Job: Send back all the data below, exactly as given.
*** Information given ***
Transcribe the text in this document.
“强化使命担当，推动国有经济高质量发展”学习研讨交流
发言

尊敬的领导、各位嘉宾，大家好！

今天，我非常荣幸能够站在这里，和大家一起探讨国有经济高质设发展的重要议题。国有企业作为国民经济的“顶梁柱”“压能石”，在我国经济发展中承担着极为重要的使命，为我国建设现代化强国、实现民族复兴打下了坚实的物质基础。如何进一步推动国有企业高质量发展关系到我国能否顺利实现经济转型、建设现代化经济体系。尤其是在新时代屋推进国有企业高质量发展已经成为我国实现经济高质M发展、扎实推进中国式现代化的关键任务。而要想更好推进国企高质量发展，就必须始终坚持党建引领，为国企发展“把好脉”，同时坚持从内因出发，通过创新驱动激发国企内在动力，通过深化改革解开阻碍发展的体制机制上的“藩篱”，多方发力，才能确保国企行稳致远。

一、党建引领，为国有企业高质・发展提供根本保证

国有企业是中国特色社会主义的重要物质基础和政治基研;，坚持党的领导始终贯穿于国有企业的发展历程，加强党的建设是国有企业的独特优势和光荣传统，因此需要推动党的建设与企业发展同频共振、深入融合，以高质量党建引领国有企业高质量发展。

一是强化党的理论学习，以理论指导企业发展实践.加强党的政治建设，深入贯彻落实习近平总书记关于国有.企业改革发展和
***
Result for this task:
Transcribe the text in this document.
“强化使命担当，推动国有经济高质量发展”学习研讨交流
发言

尊敬的领导、各位嘉宾，大家好！

今天，我非常荣幸能够站在这里，和大家一起探讨国有经济高质设发展的重要议题。国有企业作为国民经济的“顶梁柱”“压能石”，在我国经济发展中承担着极为重要的使命，为我国建设现代化强国、实现民族复兴打下了坚实的物质基础。如何进一步推动国有企业高质量发展关系到我国能否顺利实现经济转型、建设现代化经济体系。尤其是在新时代屋推进国有企业高质量发展已经成为我国实现经济高质M发展、扎实推进中国式现代化的关键任务。而要想更好推进国企高质量发展，就必须始终坚持党建引领，为国企发展“把好脉”，同时坚持从内因出发，通过创新驱动激发国企内在动力，通过深化改革解开阻碍发展的体制机制上的“藩篱”，多方发力，才能确保国企行稳致远。

一、党建引领，为国有企业高质・发展提供根本保证

国有企业是中国特色社会主义的重要物质基础和政治基研;，坚持党的领导始终贯穿于国有企业的发展历程，加强党的建设是国有企业的独特优势和光荣传统，因此需要推动党的建设与企业发展同频共振、深入融合，以高质量党建引领国有企业高质量发展。

一是强化党的理论学习，以理论指导企业发展实践.加强党的政治建设，深入贯彻落实习近平总书记关于国有.企业改革发展和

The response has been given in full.